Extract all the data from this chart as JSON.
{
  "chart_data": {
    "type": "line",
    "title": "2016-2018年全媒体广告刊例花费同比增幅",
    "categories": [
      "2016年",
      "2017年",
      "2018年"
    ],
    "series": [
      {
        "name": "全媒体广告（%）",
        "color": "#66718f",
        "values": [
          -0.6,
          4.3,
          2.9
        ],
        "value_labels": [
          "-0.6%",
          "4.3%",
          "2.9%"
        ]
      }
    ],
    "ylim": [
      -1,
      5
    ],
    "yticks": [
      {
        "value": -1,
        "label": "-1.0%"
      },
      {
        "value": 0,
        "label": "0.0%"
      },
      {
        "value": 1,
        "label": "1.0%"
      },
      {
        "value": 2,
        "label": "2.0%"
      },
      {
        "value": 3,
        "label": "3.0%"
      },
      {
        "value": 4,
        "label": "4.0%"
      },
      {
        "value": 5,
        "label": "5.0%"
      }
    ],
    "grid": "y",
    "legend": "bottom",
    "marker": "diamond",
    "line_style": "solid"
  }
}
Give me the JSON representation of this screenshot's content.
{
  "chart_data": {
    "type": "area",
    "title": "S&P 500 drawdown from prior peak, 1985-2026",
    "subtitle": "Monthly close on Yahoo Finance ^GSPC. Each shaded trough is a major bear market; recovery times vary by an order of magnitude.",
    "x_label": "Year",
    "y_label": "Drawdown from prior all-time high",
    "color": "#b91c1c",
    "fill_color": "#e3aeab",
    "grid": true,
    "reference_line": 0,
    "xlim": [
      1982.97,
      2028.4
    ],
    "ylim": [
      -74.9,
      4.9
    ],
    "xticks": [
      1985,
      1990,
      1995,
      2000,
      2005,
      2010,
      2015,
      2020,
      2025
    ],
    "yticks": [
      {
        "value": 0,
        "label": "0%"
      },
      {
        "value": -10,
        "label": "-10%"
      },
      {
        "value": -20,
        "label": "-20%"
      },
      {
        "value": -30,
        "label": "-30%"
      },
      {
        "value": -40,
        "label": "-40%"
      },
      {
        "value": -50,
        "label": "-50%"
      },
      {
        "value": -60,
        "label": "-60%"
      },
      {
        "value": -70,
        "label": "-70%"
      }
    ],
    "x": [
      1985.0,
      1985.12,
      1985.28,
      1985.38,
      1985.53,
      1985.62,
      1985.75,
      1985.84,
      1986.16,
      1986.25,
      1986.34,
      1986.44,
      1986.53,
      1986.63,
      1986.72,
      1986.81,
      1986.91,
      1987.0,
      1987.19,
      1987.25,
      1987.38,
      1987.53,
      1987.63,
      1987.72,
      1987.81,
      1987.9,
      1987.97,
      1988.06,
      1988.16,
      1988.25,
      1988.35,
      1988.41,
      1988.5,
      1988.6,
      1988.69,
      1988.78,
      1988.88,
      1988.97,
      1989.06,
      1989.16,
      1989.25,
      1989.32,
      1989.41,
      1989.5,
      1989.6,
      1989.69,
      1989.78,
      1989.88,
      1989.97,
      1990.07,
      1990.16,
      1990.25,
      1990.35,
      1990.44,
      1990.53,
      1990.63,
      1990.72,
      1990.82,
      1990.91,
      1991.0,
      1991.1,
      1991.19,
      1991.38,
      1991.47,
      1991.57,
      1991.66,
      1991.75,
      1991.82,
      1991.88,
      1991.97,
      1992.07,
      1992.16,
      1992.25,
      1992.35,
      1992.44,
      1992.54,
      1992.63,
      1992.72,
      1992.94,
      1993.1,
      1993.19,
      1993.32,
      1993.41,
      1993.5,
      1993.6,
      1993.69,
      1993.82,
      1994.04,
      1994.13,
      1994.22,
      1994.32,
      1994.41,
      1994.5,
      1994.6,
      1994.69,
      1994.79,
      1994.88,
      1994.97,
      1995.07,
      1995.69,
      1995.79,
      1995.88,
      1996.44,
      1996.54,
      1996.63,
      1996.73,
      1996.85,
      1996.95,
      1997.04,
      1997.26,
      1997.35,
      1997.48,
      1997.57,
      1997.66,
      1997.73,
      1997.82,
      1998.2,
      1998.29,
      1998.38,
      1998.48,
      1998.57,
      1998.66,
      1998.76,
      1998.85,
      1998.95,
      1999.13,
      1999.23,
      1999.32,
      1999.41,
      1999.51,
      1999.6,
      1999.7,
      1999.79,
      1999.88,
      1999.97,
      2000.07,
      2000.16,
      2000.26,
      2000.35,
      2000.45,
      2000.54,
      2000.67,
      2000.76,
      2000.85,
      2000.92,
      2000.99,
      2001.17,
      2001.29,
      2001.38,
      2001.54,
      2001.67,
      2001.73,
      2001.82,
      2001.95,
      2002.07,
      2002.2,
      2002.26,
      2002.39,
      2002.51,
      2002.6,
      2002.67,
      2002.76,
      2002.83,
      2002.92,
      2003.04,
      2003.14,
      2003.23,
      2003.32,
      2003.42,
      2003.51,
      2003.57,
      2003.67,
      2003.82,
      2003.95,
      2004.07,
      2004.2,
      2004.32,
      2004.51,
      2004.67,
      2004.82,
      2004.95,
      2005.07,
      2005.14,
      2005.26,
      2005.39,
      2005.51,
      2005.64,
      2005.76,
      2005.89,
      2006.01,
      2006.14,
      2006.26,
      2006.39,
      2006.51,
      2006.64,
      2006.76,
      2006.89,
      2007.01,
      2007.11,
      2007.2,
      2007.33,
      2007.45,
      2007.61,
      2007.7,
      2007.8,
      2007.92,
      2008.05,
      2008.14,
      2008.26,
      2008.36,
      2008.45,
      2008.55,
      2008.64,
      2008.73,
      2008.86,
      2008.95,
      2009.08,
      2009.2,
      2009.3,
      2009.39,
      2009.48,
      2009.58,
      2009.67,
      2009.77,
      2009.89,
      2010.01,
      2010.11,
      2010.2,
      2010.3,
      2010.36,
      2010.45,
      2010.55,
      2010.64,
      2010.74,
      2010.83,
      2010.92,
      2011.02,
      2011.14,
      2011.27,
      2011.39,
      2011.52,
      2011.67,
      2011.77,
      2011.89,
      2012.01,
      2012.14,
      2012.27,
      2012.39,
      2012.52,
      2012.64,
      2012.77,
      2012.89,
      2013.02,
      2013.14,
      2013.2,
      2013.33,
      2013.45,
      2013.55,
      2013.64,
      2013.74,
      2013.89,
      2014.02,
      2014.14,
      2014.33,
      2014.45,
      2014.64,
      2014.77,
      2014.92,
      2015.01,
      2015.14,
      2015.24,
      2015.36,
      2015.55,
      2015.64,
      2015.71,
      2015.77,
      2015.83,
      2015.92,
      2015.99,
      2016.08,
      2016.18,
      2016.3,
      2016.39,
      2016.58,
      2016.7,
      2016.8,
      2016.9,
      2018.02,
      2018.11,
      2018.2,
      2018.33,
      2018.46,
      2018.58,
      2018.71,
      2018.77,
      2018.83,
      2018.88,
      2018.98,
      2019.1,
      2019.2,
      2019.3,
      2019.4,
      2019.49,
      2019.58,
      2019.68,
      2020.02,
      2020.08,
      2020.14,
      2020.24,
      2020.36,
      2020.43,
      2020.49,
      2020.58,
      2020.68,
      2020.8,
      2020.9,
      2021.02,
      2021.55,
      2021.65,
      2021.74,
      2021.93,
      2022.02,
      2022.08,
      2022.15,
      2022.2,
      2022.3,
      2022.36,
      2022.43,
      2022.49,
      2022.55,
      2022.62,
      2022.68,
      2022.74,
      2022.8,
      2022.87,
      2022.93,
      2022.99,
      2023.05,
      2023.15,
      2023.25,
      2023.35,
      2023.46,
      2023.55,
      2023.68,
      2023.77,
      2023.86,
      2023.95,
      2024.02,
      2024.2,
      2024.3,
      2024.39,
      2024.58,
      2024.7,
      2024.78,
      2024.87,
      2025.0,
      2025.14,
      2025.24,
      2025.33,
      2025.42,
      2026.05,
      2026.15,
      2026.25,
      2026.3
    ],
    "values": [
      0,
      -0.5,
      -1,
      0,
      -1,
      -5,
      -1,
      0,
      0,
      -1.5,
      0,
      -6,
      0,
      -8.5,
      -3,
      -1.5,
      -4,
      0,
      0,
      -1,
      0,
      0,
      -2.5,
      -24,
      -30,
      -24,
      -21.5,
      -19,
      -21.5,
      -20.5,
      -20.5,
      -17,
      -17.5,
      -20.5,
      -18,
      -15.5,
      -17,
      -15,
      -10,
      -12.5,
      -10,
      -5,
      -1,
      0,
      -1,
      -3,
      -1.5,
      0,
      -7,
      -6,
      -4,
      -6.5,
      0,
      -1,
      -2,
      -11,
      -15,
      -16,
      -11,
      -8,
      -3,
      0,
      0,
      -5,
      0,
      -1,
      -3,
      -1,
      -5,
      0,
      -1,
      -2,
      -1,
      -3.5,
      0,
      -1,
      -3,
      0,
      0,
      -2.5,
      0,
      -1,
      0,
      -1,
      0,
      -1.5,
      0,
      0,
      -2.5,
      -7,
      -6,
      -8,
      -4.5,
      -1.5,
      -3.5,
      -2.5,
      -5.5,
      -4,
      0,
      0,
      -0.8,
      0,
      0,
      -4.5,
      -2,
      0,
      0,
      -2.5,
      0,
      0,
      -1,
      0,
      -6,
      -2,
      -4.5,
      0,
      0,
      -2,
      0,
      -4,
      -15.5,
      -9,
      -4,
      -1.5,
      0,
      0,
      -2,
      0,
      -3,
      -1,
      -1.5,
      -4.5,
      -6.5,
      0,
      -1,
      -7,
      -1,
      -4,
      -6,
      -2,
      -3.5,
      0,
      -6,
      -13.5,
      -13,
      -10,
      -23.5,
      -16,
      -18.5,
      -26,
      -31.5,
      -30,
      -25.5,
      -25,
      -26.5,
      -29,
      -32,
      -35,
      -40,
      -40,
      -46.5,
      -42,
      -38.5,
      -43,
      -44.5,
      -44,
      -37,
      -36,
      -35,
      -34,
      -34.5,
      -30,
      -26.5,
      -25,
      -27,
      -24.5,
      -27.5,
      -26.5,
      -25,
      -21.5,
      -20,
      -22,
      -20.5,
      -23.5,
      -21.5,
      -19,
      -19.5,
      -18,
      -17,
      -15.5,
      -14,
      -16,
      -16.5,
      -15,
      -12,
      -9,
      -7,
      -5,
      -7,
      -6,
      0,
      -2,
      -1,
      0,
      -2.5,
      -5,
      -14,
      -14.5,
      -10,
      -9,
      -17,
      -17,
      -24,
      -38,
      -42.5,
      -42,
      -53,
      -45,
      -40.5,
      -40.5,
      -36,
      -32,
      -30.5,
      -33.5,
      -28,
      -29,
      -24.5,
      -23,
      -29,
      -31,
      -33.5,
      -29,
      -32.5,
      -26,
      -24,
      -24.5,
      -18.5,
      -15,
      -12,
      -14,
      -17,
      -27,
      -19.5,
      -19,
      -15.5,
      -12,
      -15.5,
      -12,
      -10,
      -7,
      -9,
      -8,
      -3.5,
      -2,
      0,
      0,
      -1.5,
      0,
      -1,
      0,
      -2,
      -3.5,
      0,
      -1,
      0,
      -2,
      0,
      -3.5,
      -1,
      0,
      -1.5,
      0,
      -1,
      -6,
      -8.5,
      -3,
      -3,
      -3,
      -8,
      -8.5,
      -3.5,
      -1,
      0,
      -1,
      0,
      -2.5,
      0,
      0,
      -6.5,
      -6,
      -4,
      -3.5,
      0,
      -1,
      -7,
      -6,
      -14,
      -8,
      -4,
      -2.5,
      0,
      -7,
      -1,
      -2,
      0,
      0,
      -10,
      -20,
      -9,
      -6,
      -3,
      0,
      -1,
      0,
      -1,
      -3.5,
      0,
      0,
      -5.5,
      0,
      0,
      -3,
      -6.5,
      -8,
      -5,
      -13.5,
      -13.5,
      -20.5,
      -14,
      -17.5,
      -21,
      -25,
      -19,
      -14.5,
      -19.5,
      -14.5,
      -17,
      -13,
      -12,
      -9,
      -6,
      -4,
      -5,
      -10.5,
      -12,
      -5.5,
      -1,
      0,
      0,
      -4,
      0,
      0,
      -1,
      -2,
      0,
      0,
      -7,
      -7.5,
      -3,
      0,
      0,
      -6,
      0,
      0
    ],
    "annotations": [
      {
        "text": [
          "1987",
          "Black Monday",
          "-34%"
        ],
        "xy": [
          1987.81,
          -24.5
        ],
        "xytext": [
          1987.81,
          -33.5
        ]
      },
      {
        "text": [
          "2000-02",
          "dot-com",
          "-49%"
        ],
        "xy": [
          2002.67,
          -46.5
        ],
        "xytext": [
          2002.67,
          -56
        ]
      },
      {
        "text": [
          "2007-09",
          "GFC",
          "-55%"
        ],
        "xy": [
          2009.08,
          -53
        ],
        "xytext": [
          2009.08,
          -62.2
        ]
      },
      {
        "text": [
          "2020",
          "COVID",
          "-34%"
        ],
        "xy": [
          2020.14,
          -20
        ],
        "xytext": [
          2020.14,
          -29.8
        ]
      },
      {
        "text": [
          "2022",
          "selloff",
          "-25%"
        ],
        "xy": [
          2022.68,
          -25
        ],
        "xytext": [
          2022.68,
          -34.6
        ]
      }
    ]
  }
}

### [Task to complete]
Each line that holds the string "from" counts once; give the total and nothing else.

### [Written answer]
3